▶ TEXT UNDER STUDY

########

Skip to main content
Wiley Open Access Collection logoLink to Wiley Open Access Collection
. 2018 Nov 8;144(1):21–26. doi: 10.1002/ijgo.12697

Maternal serum uric acid concentration and pregnancy outcomes in women with pre‐eclampsia/eclampsia

Tam M Le 1,, Long H Nguyen 1, Nam L Phan 1, Duong D Le 2, Huy VQ Nguyen 1, Vinh Q Truong 1, Thanh N Cao 1
PMCID: PMC7379648  PMID: 30353543

Abstract

Objectives

To determine the relationship between maternal serum uric acid levels and fetal/neonatal complications in women with pre‐eclampsia/eclampsia, and to establish a predictive threshold value.

Methods

A diagnostic test and historical cohort study conducted by prospective cross‐sectional data collection on pregnant women with pre‐eclampsia/eclampsia at Hue University Hospital, Vietnam, between March 2015 and July 2017. Pre‐eclampsia was diagnosed based on ACOG criteria. Serum uric acid levels were measured by enzymatic colorimetric testing using a Cobas c 501 analyzer (Roche Diagnostics, Mannheim, Germany). Fetal complications included intrauterine growth restriction, preterm delivery, fetal death, and neonatal death.

########

▶ SOURCE MATERIAL
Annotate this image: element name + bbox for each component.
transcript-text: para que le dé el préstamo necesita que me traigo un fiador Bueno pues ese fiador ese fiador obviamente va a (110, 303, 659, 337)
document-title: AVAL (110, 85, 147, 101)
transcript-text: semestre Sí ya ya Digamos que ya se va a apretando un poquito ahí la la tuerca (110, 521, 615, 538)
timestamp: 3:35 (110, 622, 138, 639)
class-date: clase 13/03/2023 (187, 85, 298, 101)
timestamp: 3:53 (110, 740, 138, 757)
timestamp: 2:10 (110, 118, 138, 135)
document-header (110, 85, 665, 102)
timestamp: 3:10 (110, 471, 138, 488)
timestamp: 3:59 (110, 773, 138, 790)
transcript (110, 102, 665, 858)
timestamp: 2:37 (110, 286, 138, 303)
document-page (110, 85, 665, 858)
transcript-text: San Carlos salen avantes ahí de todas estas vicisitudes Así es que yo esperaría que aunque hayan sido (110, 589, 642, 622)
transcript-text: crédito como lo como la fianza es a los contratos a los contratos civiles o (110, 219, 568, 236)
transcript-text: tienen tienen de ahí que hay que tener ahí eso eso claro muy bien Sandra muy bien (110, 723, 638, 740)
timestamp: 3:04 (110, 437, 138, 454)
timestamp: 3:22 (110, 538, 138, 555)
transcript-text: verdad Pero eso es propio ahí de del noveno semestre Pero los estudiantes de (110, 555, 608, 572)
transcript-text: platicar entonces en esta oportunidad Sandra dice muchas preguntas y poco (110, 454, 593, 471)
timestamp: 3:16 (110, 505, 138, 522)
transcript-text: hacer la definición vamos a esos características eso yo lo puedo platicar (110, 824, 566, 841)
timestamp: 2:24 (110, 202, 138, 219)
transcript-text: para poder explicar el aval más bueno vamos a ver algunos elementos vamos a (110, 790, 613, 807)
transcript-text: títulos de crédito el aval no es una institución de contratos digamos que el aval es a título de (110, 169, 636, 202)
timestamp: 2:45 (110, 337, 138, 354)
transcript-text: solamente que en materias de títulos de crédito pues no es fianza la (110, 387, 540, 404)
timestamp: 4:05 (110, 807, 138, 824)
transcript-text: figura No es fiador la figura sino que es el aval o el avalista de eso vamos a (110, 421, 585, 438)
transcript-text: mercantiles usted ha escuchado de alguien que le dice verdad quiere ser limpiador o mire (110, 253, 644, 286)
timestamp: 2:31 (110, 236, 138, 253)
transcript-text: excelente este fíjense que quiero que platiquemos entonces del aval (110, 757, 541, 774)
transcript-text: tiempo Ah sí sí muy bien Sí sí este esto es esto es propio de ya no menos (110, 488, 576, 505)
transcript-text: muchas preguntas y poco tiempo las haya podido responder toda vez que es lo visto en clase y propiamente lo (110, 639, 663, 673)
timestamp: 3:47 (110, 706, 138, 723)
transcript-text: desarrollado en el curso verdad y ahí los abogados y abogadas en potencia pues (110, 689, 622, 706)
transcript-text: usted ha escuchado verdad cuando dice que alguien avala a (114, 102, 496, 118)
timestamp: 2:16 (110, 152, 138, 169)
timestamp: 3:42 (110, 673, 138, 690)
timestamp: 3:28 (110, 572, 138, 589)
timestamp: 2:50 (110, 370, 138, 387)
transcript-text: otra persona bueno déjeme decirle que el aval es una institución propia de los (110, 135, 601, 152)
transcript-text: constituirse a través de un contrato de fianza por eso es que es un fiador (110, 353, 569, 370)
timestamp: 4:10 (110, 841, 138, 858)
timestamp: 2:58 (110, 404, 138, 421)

########

▶ EXERCISE 1
In the pre-eclampsia study above, which analyzer was used to measure serum uric acid levels?
▶ EXERCISE 2
List every fetal complication that the pre-eclampsia study above names.

▶ TASK RESPONSE 1
A Cobas c 501 analyzer (Roche Diagnostics, Mannheim, Germany).

▶ TASK RESPONSE 2
Intrauterine growth restriction, preterm delivery, fetal death, neonatal death